Find how many lines in the data below include the word "title", then write only that number.

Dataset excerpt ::
☆ ☆ ☆ ☆ ☆
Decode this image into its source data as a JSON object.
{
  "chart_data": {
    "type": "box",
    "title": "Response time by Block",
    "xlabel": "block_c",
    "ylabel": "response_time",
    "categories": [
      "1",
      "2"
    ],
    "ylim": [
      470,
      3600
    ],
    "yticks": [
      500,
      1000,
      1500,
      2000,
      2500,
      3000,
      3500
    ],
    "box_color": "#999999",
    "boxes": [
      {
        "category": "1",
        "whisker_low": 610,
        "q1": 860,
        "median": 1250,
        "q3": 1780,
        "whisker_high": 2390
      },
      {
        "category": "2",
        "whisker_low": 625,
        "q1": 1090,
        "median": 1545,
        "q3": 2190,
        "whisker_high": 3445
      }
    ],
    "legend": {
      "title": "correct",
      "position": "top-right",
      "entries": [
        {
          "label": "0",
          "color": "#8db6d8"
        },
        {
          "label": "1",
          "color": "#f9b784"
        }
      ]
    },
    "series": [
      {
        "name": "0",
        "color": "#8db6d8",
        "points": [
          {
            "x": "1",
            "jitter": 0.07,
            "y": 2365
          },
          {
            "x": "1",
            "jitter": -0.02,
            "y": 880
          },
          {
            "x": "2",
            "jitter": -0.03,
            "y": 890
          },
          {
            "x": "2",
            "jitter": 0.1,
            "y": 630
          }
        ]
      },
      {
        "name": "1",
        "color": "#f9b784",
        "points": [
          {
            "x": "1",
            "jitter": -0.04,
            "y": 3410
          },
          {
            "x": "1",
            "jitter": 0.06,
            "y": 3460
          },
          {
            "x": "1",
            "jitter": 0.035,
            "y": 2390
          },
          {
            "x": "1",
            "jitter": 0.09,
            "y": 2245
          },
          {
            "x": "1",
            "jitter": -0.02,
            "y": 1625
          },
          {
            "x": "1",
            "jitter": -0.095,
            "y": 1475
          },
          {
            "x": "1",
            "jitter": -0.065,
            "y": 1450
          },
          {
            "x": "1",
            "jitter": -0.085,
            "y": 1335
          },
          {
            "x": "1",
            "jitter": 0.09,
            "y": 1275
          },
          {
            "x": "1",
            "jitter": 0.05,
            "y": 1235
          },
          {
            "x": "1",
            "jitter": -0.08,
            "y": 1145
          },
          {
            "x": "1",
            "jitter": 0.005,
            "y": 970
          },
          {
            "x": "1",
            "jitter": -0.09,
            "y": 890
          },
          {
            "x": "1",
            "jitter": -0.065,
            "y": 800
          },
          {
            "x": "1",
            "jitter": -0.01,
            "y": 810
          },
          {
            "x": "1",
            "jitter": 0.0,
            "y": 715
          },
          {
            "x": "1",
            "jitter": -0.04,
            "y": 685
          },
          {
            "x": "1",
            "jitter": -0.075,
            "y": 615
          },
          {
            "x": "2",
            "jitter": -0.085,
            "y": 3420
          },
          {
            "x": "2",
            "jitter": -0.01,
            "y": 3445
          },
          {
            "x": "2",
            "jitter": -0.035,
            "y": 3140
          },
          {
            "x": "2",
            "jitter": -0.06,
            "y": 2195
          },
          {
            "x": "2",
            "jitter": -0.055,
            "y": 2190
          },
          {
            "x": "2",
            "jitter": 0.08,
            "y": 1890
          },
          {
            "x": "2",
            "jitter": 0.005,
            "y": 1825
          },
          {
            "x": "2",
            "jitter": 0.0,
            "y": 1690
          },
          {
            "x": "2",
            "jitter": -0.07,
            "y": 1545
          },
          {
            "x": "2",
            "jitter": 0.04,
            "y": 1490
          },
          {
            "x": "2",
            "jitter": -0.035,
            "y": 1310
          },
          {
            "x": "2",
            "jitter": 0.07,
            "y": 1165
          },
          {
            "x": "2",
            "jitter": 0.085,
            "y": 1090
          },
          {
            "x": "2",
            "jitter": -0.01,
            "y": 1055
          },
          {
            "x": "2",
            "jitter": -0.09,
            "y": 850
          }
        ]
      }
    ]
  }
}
☆ ☆ ☆ ☆ ☆
Task solution ::
2